§ Directions for this task
Copy each line of the listing below exactly.
## Begin
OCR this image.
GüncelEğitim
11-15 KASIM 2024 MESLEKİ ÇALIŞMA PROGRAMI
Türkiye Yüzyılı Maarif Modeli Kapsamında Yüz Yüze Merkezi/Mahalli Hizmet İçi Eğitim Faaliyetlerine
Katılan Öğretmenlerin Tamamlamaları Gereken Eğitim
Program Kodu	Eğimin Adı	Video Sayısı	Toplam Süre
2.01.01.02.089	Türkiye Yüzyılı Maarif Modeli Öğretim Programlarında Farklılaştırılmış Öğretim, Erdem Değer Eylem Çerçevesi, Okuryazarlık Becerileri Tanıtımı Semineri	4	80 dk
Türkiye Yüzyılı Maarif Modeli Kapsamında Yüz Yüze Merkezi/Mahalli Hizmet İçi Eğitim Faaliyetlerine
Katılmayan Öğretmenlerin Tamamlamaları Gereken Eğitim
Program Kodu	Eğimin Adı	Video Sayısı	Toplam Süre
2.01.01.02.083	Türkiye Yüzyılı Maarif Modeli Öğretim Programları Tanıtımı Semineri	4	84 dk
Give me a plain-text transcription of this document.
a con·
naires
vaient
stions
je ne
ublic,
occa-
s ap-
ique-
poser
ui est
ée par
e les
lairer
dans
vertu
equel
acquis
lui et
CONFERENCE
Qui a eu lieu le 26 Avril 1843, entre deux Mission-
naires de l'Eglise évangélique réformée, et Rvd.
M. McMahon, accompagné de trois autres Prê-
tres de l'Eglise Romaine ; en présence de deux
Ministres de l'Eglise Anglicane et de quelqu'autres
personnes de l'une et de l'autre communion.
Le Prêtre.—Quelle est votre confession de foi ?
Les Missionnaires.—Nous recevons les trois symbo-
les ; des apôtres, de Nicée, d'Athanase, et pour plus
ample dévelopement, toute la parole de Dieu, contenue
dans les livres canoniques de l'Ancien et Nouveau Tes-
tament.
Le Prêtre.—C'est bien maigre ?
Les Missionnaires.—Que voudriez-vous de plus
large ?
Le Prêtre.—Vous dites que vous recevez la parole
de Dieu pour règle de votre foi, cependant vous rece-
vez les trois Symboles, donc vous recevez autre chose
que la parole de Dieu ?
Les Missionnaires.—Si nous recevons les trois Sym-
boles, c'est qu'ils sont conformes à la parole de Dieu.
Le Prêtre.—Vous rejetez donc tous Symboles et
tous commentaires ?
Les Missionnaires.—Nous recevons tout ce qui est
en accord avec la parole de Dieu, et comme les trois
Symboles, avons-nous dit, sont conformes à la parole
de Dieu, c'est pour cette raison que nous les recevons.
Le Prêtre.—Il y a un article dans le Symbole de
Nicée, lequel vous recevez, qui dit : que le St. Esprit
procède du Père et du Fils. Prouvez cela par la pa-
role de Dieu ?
## End
§ Reply
OCR this image.
GüncelEğitim
11-15 KASIM 2024 MESLEKİ ÇALIŞMA PROGRAMI
Türkiye Yüzyılı Maarif Modeli Kapsamında Yüz Yüze Merkezi/Mahalli Hizmet İçi Eğitim Faaliyetlerine
Katılan Öğretmenlerin Tamamlamaları Gereken Eğitim
Program Kodu	Eğimin Adı	Video Sayısı	Toplam Süre
2.01.01.02.089	Türkiye Yüzyılı Maarif Modeli Öğretim Programlarında Farklılaştırılmış Öğretim, Erdem Değer Eylem Çerçevesi, Okuryazarlık Becerileri Tanıtımı Semineri	4	80 dk
Türkiye Yüzyılı Maarif Modeli Kapsamında Yüz Yüze Merkezi/Mahalli Hizmet İçi Eğitim Faaliyetlerine
Katılmayan Öğretmenlerin Tamamlamaları Gereken Eğitim
Program Kodu	Eğimin Adı	Video Sayısı	Toplam Süre
2.01.01.02.083	Türkiye Yüzyılı Maarif Modeli Öğretim Programları Tanıtımı Semineri	4	84 dk
Give me a plain-text transcription of this document.
a con·
naires
vaient
stions
je ne
ublic,
occa-
s ap-
ique-
poser
ui est
ée par
e les
lairer
dans
vertu
equel
acquis
lui et
CONFERENCE
Qui a eu lieu le 26 Avril 1843, entre deux Mission-
naires de l'Eglise évangélique réformée, et Rvd.
M. McMahon, accompagné de trois autres Prê-
tres de l'Eglise Romaine ; en présence de deux
Ministres de l'Eglise Anglicane et de quelqu'autres
personnes de l'une et de l'autre communion.
Le Prêtre.—Quelle est votre confession de foi ?
Les Missionnaires.—Nous recevons les trois symbo-
les ; des apôtres, de Nicée, d'Athanase, et pour plus
ample dévelopement, toute la parole de Dieu, contenue
dans les livres canoniques de l'Ancien et Nouveau Tes-
tament.
Le Prêtre.—C'est bien maigre ?
Les Missionnaires.—Que voudriez-vous de plus
large ?
Le Prêtre.—Vous dites que vous recevez la parole
de Dieu pour règle de votre foi, cependant vous rece-
vez les trois Symboles, donc vous recevez autre chose
que la parole de Dieu ?
Les Missionnaires.—Si nous recevons les trois Sym-
boles, c'est qu'ils sont conformes à la parole de Dieu.
Le Prêtre.—Vous rejetez donc tous Symboles et
tous commentaires ?
Les Missionnaires.—Nous recevons tout ce qui est
en accord avec la parole de Dieu, et comme les trois
Symboles, avons-nous dit, sont conformes à la parole
de Dieu, c'est pour cette raison que nous les recevons.
Le Prêtre.—Il y a un article dans le Symbole de
Nicée, lequel vous recevez, qui dit : que le St. Esprit
procède du Père et du Fils. Prouvez cela par la pa-
role de Dieu ?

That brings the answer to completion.